What is being asked
Count the lines below that contain the word "shortcuts" and give only that number.

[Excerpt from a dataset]
+-------+

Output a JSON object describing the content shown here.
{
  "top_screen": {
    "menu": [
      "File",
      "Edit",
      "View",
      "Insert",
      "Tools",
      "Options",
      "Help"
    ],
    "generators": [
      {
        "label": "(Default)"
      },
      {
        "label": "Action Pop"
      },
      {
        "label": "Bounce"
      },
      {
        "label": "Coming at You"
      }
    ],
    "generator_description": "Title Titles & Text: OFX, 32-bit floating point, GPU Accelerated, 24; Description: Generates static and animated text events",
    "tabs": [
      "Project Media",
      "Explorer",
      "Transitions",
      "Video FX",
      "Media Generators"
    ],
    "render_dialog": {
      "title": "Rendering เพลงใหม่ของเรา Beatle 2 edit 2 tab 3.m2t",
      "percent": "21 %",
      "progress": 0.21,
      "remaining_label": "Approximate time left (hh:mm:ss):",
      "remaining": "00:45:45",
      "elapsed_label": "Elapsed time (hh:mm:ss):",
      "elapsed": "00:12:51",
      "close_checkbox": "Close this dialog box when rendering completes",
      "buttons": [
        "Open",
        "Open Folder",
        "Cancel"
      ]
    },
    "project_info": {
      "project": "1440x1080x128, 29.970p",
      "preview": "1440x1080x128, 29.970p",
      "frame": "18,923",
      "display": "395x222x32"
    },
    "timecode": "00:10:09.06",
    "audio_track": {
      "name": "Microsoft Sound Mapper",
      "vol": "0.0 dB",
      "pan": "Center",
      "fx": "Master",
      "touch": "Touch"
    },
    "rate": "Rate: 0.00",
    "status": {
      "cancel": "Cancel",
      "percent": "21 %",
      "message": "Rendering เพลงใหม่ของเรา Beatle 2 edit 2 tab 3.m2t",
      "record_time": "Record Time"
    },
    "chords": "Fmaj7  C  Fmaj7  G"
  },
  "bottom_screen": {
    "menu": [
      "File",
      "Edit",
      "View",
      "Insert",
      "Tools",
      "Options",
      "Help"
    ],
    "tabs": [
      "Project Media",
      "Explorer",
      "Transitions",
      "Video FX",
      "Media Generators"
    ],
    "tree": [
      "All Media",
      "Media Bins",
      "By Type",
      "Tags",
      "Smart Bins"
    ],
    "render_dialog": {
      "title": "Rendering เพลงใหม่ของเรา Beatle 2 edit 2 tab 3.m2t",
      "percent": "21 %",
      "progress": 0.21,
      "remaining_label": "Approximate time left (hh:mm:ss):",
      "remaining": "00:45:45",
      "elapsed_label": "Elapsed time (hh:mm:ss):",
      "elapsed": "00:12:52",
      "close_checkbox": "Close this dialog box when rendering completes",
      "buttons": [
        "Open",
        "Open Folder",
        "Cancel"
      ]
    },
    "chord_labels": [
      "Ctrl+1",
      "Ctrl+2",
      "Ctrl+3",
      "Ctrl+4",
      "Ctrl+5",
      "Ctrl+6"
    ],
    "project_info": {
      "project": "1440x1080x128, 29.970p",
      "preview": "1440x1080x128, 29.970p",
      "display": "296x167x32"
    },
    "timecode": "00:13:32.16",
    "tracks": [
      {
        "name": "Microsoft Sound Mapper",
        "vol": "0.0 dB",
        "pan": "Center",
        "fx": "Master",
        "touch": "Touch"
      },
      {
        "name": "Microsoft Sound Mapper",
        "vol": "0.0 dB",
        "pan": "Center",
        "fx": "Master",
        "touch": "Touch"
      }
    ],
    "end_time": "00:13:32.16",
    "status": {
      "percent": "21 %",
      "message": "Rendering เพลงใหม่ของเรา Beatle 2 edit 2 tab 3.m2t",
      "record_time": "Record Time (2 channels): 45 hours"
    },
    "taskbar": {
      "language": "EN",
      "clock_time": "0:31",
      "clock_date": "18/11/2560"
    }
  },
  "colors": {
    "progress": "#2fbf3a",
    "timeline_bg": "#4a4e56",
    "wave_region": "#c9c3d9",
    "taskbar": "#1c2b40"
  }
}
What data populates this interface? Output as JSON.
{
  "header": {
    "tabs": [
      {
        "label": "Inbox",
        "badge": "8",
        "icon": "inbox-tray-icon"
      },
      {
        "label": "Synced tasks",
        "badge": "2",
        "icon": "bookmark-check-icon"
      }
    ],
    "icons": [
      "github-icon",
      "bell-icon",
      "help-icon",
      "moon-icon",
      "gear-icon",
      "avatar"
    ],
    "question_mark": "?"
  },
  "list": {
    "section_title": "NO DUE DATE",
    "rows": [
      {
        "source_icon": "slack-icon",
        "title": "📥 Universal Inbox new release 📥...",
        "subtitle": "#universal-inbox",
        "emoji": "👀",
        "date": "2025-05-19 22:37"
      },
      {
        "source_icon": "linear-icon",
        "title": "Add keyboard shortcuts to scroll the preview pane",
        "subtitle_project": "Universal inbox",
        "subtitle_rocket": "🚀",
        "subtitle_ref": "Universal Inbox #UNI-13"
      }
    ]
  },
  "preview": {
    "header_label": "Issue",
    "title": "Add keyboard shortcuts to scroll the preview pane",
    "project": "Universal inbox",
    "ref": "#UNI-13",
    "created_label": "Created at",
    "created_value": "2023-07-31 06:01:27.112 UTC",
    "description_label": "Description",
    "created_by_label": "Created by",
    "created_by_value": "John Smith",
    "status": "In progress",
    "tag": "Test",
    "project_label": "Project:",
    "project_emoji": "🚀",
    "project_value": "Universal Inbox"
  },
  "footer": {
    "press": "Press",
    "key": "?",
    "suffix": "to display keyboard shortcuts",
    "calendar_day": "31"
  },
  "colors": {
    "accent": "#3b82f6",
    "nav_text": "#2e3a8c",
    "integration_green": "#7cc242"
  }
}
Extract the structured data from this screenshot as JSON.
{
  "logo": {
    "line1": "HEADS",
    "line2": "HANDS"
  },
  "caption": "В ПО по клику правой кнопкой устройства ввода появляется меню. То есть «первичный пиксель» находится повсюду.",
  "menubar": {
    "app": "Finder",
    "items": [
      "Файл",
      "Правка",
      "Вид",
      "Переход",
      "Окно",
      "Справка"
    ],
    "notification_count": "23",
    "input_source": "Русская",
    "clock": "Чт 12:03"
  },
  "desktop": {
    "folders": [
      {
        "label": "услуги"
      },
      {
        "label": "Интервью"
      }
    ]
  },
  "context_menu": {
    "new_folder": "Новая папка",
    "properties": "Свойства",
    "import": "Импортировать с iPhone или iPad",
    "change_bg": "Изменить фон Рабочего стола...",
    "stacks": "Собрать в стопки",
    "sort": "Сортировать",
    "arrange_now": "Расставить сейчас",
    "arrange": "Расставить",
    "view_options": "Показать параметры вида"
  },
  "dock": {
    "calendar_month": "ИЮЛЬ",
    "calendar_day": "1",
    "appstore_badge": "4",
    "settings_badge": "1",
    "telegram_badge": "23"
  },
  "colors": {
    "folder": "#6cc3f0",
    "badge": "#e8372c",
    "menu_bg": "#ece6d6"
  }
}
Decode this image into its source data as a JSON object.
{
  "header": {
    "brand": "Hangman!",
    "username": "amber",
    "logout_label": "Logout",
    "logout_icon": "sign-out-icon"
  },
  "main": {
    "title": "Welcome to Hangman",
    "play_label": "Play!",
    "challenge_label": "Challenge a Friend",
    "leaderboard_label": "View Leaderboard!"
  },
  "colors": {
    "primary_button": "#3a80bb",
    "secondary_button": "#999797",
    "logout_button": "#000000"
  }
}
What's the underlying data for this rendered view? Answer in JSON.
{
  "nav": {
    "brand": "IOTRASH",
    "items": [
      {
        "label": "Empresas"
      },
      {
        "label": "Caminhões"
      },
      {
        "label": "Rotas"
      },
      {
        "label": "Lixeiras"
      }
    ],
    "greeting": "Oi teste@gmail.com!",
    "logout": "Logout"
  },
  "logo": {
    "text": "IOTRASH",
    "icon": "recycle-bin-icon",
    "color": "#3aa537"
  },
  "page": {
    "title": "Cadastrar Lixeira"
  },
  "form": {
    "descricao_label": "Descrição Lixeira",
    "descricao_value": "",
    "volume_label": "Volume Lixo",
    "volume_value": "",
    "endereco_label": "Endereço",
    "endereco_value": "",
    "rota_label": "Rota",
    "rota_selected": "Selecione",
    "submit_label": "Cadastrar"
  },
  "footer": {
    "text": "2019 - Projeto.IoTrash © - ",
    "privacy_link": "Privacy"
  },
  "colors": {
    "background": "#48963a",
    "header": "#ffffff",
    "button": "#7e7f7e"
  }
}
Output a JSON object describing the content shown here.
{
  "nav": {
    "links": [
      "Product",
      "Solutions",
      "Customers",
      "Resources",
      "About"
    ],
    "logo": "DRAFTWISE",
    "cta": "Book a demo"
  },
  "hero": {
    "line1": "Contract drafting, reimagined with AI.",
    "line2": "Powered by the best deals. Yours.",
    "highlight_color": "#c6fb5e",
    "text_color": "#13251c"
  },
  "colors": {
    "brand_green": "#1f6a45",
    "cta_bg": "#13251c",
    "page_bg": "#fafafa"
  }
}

+-------+

Reply
3